— Begin Given information —

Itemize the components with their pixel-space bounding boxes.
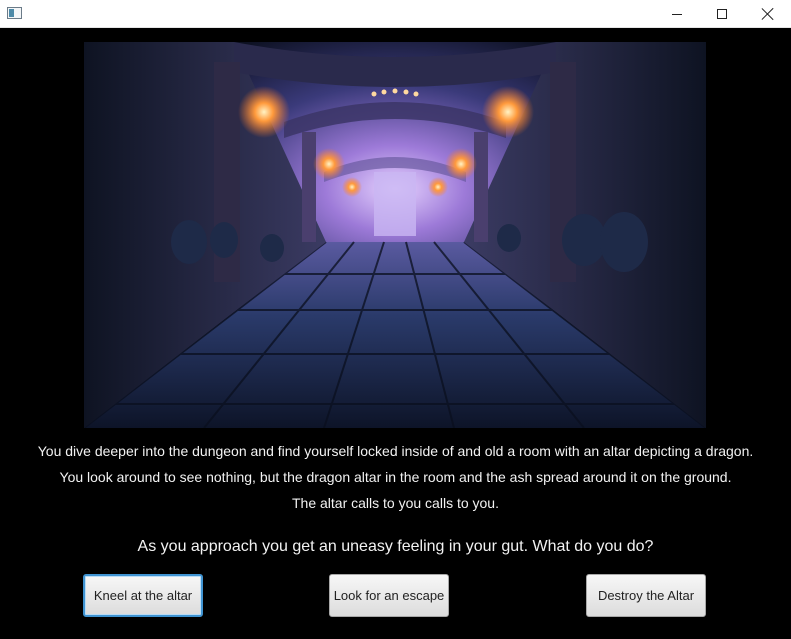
look-for-escape-button[interactable]: Look for an escape xyxy=(329,574,449,617)
minimize-button[interactable] xyxy=(654,0,700,28)
story-text: You dive deeper into the dungeon and fin… xyxy=(0,438,791,516)
close-icon xyxy=(762,8,774,20)
destroy-altar-button[interactable]: Destroy the Altar xyxy=(586,574,706,617)
story-line: You look around to see nothing, but the … xyxy=(59,469,732,485)
maximize-button[interactable] xyxy=(699,0,745,28)
title-bar xyxy=(0,0,791,28)
scene-image xyxy=(84,42,706,428)
story-line: The altar calls to you calls to you. xyxy=(292,495,499,511)
kneel-at-altar-button[interactable]: Kneel at the altar xyxy=(83,574,203,617)
window-app-icon xyxy=(7,7,22,19)
story-line: You dive deeper into the dungeon and fin… xyxy=(37,443,754,459)
close-button[interactable] xyxy=(745,0,791,28)
minimize-icon xyxy=(672,13,682,15)
dungeon-corridor-illustration xyxy=(84,42,706,428)
maximize-icon xyxy=(717,9,727,19)
decision-prompt: As you approach you get an uneasy feelin… xyxy=(137,538,654,555)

— End Given information —

# Aim of the exercise
Filter the rows above down to every line containing the word "minimize", treating uppercase and lowercase as different.

# Output of the task
minimize-button[interactable] xyxy=(654,0,700,28)
minimize-icon xyxy=(672,13,682,15)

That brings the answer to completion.